Exercise input.
• • • • • • •
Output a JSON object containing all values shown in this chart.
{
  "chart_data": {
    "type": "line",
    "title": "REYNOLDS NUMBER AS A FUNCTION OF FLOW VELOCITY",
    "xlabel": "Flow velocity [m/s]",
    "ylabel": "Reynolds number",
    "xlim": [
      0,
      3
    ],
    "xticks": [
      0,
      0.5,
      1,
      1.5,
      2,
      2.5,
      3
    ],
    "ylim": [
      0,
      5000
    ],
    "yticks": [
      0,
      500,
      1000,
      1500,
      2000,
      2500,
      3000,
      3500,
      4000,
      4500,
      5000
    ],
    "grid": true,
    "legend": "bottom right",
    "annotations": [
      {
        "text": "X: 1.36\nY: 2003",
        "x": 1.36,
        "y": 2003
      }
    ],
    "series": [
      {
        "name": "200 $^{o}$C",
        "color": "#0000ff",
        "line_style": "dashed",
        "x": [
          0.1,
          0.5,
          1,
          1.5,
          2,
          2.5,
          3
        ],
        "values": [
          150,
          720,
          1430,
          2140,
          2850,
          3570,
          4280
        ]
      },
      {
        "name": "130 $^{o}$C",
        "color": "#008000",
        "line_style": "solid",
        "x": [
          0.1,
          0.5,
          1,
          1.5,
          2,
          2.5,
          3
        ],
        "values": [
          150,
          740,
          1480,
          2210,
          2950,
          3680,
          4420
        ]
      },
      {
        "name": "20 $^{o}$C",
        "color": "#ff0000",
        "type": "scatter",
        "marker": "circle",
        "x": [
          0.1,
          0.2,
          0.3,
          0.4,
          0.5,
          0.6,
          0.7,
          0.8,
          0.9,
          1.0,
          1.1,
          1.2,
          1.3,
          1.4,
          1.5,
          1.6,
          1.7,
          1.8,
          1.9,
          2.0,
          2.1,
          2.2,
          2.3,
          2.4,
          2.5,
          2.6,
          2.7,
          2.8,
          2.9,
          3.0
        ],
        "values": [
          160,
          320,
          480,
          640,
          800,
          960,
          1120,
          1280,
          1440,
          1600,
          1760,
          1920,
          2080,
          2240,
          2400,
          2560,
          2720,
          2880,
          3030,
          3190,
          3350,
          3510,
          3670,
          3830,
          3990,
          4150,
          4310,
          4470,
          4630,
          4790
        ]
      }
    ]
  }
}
• • • • • • •
Task details. Print out all the entries precisely as written.

Task result.
Output a JSON object containing all values shown in this chart.
{
  "chart_data": {
    "type": "line",
    "title": "REYNOLDS NUMBER AS A FUNCTION OF FLOW VELOCITY",
    "xlabel": "Flow velocity [m/s]",
    "ylabel": "Reynolds number",
    "xlim": [
      0,
      3
    ],
    "xticks": [
      0,
      0.5,
      1,
      1.5,
      2,
      2.5,
      3
    ],
    "ylim": [
      0,
      5000
    ],
    "yticks": [
      0,
      500,
      1000,
      1500,
      2000,
      2500,
      3000,
      3500,
      4000,
      4500,
      5000
    ],
    "grid": true,
    "legend": "bottom right",
    "annotations": [
      {
        "text": "X: 1.36\nY: 2003",
        "x": 1.36,
        "y": 2003
      }
    ],
    "series": [
      {
        "name": "200 $^{o}$C",
        "color": "#0000ff",
        "line_style": "dashed",
        "x": [
          0.1,
          0.5,
          1,
          1.5,
          2,
          2.5,
          3
        ],
        "values": [
          150,
          720,
          1430,
          2140,
          2850,
          3570,
          4280
        ]
      },
      {
        "name": "130 $^{o}$C",
        "color": "#008000",
        "line_style": "solid",
        "x": [
          0.1,
          0.5,
          1,
          1.5,
          2,
          2.5,
          3
        ],
        "values": [
          150,
          740,
          1480,
          2210,
          2950,
          3680,
          4420
        ]
      },
      {
        "name": "20 $^{o}$C",
        "color": "#ff0000",
        "type": "scatter",
        "marker": "circle",
        "x": [
          0.1,
          0.2,
          0.3,
          0.4,
          0.5,
          0.6,
          0.7,
          0.8,
          0.9,
          1.0,
          1.1,
          1.2,
          1.3,
          1.4,
          1.5,
          1.6,
          1.7,
          1.8,
          1.9,
          2.0,
          2.1,
          2.2,
          2.3,
          2.4,
          2.5,
          2.6,
          2.7,
          2.8,
          2.9,
          3.0
        ],
        "values": [
          160,
          320,
          480,
          640,
          800,
          960,
          1120,
          1280,
          1440,
          1600,
          1760,
          1920,
          2080,
          2240,
          2400,
          2560,
          2720,
          2880,
          3030,
          3190,
          3350,
          3510,
          3670,
          3830,
          3990,
          4150,
          4310,
          4470,
          4630,
          4790
        ]
      }
    ]
  }
}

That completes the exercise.